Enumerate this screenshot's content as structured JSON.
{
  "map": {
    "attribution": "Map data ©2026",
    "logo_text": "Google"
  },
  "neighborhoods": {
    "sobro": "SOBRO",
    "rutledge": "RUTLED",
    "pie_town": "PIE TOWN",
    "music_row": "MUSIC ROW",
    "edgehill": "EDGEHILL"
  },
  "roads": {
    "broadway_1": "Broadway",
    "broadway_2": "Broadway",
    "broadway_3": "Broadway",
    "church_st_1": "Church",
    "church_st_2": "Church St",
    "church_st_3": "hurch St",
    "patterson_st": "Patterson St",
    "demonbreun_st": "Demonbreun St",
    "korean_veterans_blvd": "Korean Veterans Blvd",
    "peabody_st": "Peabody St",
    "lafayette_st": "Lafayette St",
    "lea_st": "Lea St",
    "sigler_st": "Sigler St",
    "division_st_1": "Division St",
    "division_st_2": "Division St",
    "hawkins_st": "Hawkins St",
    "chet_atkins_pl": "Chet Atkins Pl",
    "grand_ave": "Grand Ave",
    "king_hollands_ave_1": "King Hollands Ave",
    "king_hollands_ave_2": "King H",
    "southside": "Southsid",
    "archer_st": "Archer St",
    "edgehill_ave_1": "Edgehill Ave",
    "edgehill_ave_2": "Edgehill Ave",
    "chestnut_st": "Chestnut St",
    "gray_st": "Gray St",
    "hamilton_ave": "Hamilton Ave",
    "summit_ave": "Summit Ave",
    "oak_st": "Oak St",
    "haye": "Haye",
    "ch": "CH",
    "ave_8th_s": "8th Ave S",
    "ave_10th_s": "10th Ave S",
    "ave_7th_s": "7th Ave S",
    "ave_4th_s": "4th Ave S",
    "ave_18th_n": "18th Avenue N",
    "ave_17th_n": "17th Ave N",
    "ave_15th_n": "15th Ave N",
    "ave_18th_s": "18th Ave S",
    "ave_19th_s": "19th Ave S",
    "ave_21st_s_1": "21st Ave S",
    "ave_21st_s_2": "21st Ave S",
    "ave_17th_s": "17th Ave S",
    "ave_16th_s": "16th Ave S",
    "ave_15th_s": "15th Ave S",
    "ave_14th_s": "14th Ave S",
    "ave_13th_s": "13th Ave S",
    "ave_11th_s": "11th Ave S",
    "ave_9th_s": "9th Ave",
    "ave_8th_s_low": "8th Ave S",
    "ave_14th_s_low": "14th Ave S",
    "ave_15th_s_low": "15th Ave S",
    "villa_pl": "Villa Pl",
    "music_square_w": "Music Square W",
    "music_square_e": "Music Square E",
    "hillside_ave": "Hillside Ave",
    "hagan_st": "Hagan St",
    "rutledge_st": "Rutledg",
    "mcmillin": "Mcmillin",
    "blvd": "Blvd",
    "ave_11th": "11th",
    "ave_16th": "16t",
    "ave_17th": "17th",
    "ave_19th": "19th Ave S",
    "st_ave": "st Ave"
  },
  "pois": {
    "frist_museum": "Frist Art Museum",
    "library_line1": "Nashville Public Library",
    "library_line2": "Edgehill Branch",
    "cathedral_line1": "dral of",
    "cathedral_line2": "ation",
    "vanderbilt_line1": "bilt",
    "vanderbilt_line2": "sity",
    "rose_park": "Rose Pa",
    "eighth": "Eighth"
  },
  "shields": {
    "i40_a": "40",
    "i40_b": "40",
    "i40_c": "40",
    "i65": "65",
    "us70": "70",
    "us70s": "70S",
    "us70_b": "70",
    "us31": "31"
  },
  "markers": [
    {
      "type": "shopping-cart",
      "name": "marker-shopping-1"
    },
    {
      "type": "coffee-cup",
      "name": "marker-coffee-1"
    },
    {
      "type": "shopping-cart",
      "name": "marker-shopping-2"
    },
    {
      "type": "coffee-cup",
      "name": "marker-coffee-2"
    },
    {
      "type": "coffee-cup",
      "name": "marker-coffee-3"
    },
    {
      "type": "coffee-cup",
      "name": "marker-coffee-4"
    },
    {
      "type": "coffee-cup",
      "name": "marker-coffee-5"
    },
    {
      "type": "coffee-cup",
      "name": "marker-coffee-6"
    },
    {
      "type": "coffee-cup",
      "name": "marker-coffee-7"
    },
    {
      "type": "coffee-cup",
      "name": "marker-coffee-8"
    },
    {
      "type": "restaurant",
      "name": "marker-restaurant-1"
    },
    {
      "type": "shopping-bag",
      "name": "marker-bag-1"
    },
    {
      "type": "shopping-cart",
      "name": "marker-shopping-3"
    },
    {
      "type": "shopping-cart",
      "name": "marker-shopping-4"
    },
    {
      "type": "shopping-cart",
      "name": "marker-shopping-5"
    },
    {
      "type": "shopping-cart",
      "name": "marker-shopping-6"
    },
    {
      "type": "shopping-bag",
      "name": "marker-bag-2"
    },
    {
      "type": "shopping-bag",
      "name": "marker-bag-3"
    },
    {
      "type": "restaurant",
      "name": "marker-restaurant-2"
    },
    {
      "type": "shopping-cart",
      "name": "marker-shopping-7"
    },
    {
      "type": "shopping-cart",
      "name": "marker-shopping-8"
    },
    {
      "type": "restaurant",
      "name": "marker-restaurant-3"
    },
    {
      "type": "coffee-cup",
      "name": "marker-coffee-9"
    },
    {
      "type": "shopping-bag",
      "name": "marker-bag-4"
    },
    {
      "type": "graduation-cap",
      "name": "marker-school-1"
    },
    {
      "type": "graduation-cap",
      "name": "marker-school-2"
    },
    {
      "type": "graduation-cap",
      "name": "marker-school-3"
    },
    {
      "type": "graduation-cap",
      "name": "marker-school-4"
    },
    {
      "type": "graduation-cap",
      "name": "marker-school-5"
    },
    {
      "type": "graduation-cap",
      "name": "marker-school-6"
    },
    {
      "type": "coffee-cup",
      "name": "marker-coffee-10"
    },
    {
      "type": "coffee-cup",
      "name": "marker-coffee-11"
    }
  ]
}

· · ·

» **What you should do**
Pick out every line with the string "Square" and copy it.

» **Response to the exercise**
    "music_square_w": "Music Square W",
    "music_square_e": "Music Square E",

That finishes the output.